> **WRITTEN TASK**
Exactly repeat the full listing that follows.

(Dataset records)
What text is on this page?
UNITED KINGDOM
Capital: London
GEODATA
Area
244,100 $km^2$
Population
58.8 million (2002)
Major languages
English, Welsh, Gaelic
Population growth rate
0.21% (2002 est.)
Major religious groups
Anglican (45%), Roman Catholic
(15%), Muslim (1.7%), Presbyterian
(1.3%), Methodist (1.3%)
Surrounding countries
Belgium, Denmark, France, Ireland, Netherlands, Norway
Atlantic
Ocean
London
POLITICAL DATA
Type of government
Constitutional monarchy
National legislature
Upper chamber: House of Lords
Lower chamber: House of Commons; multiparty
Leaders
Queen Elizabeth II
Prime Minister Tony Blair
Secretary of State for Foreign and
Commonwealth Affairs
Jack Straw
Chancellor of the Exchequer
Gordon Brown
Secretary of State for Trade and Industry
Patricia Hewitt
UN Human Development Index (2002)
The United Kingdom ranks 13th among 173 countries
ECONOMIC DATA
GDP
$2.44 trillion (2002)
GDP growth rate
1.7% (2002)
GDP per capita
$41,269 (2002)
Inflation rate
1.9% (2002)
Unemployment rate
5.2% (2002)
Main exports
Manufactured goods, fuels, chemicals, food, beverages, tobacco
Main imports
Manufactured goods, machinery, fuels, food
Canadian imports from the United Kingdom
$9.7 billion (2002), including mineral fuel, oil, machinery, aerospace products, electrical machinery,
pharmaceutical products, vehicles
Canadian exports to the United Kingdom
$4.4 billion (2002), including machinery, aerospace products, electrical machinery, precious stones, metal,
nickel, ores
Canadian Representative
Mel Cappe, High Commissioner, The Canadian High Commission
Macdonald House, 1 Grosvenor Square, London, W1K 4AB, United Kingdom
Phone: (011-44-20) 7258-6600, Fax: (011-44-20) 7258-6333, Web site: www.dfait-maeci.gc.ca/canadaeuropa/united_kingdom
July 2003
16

> **RESPONSE**
What text is on this page?
UNITED KINGDOM
Capital: London
GEODATA
Area
244,100 $km^2$
Population
58.8 million (2002)
Major languages
English, Welsh, Gaelic
Population growth rate
0.21% (2002 est.)
Major religious groups
Anglican (45%), Roman Catholic
(15%), Muslim (1.7%), Presbyterian
(1.3%), Methodist (1.3%)
Surrounding countries
Belgium, Denmark, France, Ireland, Netherlands, Norway
Atlantic
Ocean
London
POLITICAL DATA
Type of government
Constitutional monarchy
National legislature
Upper chamber: House of Lords
Lower chamber: House of Commons; multiparty
Leaders
Queen Elizabeth II
Prime Minister Tony Blair
Secretary of State for Foreign and
Commonwealth Affairs
Jack Straw
Chancellor of the Exchequer
Gordon Brown
Secretary of State for Trade and Industry
Patricia Hewitt
UN Human Development Index (2002)
The United Kingdom ranks 13th among 173 countries
ECONOMIC DATA
GDP
$2.44 trillion (2002)
GDP growth rate
1.7% (2002)
GDP per capita
$41,269 (2002)
Inflation rate
1.9% (2002)
Unemployment rate
5.2% (2002)
Main exports
Manufactured goods, fuels, chemicals, food, beverages, tobacco
Main imports
Manufactured goods, machinery, fuels, food
Canadian imports from the United Kingdom
$9.7 billion (2002), including mineral fuel, oil, machinery, aerospace products, electrical machinery,
pharmaceutical products, vehicles
Canadian exports to the United Kingdom
$4.4 billion (2002), including machinery, aerospace products, electrical machinery, precious stones, metal,
nickel, ores
Canadian Representative
Mel Cappe, High Commissioner, The Canadian High Commission
Macdonald House, 1 Grosvenor Square, London, W1K 4AB, United Kingdom
Phone: (011-44-20) 7258-6600, Fax: (011-44-20) 7258-6333, Web site: www.dfait-maeci.gc.ca/canadaeuropa/united_kingdom
July 2003
16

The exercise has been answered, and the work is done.